Stated problem
Say how many lines in the data below contain the word "VÄLJASTATUD", and give no other text.
# # # # # # #
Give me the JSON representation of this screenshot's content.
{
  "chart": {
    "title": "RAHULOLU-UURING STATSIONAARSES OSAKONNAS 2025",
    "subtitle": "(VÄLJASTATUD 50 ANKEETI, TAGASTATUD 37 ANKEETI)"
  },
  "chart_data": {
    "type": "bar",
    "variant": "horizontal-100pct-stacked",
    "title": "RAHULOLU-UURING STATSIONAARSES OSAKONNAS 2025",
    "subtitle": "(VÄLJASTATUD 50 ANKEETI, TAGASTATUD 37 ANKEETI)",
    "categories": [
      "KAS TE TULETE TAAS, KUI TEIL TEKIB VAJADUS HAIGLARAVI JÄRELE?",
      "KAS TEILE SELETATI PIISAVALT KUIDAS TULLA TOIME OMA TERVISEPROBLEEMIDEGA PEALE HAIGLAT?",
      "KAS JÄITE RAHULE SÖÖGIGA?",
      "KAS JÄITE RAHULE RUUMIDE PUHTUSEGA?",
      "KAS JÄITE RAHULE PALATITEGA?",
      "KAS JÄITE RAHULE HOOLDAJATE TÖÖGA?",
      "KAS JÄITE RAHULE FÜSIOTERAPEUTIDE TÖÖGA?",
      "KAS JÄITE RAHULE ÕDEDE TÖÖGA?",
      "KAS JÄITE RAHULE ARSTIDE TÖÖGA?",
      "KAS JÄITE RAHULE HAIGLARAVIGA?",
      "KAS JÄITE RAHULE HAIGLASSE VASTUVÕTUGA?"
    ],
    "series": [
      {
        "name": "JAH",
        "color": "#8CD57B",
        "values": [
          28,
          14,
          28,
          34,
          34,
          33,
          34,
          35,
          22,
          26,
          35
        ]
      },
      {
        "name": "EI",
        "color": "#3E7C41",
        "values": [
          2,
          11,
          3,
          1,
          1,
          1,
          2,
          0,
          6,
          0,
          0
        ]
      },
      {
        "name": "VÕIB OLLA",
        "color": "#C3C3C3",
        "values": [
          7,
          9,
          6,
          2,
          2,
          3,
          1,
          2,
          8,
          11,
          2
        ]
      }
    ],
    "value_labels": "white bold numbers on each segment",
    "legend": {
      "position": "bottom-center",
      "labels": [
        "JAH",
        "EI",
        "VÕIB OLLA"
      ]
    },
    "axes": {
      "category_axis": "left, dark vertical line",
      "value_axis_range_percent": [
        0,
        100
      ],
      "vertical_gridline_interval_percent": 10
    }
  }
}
# # # # # # #
Result of this task
2